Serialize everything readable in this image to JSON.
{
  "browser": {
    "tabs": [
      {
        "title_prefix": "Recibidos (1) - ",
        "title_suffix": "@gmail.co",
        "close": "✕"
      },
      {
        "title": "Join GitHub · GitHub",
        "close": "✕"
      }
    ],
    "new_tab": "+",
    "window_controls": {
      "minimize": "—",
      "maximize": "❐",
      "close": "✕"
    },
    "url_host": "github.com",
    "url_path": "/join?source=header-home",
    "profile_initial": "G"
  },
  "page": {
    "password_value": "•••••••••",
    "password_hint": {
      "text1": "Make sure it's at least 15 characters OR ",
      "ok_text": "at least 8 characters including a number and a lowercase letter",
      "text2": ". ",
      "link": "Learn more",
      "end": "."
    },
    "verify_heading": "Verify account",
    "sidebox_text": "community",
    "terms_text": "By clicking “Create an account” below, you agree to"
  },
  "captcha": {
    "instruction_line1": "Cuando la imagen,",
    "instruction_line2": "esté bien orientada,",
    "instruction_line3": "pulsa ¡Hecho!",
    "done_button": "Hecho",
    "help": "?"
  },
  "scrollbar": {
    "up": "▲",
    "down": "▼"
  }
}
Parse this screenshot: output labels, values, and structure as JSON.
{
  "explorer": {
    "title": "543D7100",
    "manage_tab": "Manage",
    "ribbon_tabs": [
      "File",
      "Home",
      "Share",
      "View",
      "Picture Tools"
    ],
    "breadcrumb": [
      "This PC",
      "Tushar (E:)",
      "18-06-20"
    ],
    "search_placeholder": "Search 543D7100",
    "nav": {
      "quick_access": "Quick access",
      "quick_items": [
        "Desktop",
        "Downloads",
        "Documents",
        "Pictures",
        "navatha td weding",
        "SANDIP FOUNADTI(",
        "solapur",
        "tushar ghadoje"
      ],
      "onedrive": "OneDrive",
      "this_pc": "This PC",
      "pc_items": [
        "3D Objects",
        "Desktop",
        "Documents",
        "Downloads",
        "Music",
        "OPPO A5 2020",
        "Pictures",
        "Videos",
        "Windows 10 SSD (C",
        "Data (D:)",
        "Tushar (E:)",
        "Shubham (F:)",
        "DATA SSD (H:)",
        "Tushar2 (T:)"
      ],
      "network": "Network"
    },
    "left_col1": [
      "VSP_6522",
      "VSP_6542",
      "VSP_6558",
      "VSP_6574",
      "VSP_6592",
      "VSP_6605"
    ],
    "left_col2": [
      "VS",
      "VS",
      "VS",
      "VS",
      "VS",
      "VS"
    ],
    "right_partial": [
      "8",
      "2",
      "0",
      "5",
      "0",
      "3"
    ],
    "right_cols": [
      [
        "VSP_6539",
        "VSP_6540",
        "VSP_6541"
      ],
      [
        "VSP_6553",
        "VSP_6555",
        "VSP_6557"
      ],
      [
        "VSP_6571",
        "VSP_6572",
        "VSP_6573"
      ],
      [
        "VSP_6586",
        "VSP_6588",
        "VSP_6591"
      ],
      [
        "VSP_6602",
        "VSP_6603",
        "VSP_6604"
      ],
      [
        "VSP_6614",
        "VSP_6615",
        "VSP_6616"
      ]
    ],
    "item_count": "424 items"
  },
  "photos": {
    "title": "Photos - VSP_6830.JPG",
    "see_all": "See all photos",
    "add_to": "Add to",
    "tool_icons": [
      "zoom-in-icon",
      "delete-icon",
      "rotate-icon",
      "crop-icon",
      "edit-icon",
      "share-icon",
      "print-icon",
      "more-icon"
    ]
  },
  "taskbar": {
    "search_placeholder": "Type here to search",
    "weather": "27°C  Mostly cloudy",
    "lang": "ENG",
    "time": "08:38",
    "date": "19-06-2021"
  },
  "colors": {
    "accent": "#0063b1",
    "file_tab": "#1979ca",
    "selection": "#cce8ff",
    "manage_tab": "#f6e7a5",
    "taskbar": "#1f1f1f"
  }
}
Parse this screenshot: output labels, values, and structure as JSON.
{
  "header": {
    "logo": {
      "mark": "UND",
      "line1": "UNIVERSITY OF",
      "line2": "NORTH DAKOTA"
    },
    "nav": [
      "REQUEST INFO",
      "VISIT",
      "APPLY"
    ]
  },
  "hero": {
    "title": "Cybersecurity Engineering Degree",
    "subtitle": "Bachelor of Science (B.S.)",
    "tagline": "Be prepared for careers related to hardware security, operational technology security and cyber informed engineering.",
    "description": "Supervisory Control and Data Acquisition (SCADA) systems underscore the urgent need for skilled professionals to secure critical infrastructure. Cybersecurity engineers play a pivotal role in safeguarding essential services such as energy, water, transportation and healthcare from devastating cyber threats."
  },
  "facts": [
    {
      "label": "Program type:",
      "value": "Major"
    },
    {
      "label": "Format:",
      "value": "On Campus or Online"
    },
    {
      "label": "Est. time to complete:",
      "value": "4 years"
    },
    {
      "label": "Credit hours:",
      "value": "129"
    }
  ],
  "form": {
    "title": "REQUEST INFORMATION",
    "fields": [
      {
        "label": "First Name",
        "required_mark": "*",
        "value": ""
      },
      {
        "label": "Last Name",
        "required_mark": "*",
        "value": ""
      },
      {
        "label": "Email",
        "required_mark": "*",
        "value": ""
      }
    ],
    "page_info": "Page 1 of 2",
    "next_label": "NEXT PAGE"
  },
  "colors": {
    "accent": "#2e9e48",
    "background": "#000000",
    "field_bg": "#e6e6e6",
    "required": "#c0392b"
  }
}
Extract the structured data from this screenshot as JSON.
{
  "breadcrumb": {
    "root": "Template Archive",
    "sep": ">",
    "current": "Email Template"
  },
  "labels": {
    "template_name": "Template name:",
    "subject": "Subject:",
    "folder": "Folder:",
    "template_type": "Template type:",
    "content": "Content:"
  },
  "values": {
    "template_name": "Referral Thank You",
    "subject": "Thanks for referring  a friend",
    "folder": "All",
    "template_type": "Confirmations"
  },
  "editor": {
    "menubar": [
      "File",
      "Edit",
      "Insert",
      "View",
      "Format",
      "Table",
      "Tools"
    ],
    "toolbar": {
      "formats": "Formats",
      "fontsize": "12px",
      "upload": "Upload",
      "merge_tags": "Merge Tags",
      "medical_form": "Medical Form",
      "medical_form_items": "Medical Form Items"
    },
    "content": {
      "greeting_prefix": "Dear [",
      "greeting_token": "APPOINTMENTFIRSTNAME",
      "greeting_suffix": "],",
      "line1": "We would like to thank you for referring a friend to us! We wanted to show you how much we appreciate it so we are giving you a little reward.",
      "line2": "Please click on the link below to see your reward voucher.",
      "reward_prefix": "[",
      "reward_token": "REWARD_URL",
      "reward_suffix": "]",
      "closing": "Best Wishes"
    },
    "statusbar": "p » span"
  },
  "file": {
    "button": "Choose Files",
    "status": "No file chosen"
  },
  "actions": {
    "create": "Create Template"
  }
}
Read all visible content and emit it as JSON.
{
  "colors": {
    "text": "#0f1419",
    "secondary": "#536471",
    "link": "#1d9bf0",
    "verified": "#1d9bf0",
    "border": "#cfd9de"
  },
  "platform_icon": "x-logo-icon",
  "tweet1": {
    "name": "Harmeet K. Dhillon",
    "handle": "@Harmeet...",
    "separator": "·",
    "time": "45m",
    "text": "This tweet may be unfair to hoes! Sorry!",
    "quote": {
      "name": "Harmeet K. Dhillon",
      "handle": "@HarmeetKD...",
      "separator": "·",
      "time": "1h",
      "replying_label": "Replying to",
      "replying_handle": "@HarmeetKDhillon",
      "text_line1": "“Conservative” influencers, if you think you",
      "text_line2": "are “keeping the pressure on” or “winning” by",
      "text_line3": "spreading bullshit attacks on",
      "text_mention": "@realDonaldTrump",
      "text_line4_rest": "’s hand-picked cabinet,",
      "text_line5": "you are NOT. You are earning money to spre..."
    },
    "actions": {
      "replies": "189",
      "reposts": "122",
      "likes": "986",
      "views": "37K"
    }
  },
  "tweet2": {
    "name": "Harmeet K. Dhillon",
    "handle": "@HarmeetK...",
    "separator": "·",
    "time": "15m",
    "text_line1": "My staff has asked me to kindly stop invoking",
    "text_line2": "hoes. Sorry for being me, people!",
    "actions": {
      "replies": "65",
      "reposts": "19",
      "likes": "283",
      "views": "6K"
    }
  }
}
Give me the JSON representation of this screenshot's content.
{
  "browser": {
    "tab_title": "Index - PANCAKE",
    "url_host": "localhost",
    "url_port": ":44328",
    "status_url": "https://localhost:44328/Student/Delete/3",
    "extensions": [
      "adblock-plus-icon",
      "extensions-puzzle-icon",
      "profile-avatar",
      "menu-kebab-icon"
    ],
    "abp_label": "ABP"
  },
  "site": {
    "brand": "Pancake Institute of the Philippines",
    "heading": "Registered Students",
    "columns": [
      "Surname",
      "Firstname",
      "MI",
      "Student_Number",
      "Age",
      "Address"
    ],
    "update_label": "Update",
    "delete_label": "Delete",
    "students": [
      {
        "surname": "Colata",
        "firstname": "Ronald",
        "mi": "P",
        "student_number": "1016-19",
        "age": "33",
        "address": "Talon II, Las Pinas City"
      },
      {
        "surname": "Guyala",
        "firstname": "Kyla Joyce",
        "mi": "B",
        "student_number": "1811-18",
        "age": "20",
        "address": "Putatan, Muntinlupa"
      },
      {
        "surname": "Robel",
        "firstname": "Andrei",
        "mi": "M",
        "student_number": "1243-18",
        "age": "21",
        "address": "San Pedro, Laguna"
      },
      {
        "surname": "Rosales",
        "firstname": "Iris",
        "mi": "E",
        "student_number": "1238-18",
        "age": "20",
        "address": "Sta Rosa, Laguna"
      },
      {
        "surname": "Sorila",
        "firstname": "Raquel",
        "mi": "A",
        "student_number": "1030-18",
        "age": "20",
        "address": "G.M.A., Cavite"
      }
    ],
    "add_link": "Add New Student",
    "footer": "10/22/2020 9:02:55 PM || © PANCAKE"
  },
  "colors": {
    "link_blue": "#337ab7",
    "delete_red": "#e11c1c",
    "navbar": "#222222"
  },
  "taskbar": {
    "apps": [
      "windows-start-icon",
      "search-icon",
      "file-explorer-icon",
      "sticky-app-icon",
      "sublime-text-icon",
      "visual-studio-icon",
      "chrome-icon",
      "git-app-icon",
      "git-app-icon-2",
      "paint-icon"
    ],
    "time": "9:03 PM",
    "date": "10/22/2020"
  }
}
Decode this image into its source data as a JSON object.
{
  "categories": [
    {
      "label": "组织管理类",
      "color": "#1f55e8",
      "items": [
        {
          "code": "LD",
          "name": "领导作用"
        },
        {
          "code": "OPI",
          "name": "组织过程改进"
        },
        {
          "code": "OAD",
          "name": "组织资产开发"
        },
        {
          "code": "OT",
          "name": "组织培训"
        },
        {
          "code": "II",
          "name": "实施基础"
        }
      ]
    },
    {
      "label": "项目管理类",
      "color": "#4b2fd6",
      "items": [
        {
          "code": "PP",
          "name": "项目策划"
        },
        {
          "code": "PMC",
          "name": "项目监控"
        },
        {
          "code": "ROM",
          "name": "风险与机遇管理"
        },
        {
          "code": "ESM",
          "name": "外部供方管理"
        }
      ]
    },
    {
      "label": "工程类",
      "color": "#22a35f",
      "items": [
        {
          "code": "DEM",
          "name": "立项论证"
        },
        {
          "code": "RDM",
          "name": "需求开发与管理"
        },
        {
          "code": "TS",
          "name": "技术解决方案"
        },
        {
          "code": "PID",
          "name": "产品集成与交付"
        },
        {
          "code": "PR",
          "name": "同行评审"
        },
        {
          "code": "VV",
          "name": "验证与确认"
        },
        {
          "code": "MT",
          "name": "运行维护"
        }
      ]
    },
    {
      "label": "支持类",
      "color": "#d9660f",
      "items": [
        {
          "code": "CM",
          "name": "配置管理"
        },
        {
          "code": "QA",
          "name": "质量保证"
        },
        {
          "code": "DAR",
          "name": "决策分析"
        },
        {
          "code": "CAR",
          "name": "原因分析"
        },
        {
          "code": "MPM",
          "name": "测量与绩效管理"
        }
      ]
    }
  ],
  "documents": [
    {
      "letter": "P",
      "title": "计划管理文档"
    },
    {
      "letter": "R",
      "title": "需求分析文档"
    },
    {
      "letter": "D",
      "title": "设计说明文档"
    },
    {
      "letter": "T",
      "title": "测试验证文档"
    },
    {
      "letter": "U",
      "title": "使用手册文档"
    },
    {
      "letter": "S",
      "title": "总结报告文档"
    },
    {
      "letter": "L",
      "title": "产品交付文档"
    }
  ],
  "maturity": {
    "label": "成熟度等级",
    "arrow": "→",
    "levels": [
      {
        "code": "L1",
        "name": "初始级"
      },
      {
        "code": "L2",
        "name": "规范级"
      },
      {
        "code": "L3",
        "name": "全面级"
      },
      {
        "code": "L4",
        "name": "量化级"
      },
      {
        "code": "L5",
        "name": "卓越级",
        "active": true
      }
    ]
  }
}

STATED TASK — Search the listing above for the string "referring". Copy every line that contains it.

EXPECTED OUTPUT —
    "subject": "Thanks for referring  a friend",
      "line1": "We would like to thank you for referring a friend to us! We wanted to show you how much we appreciate it so we are giving you a little reward.",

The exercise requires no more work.